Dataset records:
---------------

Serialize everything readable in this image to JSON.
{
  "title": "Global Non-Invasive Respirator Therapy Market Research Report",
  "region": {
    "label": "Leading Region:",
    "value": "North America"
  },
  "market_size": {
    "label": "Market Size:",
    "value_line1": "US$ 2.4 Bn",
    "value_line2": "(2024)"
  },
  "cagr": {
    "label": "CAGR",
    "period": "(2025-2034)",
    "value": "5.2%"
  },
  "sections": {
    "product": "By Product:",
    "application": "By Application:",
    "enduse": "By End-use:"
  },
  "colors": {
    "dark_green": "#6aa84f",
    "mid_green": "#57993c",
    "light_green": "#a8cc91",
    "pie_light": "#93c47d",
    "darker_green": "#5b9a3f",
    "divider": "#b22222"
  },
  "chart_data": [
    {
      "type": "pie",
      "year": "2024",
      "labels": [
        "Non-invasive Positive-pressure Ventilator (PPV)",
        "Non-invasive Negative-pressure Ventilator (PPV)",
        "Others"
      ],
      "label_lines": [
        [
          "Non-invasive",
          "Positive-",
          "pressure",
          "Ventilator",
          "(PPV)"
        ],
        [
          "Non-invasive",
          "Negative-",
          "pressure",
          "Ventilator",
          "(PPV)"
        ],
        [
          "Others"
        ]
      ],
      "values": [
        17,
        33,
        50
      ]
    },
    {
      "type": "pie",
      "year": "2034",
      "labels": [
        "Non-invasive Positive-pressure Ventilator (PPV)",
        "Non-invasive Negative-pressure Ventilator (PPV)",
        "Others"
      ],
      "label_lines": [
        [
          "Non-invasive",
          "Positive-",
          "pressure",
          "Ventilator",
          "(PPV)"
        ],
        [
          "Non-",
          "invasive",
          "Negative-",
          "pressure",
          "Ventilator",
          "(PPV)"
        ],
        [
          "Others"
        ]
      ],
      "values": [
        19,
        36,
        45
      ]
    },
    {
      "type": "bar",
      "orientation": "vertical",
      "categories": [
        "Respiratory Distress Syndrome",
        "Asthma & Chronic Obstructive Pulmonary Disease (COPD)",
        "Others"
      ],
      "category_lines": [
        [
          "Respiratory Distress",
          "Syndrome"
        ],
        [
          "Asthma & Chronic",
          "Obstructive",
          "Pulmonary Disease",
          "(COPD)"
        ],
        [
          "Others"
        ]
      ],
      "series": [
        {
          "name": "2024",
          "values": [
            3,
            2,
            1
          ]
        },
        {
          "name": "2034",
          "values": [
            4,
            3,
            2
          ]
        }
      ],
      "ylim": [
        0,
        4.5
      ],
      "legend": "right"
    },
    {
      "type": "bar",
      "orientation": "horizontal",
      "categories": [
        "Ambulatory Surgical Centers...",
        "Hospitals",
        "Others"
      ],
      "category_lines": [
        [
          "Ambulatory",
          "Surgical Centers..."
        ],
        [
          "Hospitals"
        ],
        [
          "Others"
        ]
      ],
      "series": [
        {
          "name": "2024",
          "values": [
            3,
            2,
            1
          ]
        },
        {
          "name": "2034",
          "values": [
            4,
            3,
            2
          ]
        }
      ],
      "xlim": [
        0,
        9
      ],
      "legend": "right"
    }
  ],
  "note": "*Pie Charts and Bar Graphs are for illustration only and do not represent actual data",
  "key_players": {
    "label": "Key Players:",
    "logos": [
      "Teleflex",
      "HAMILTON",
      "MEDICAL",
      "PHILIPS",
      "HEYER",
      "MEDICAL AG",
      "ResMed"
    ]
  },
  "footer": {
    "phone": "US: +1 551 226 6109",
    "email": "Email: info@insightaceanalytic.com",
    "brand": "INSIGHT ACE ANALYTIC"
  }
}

---------------

Exercise: Copy all lines from the material that contain "Surgical".

Task response:
        "Ambulatory Surgical Centers...",
          "Surgical Centers..."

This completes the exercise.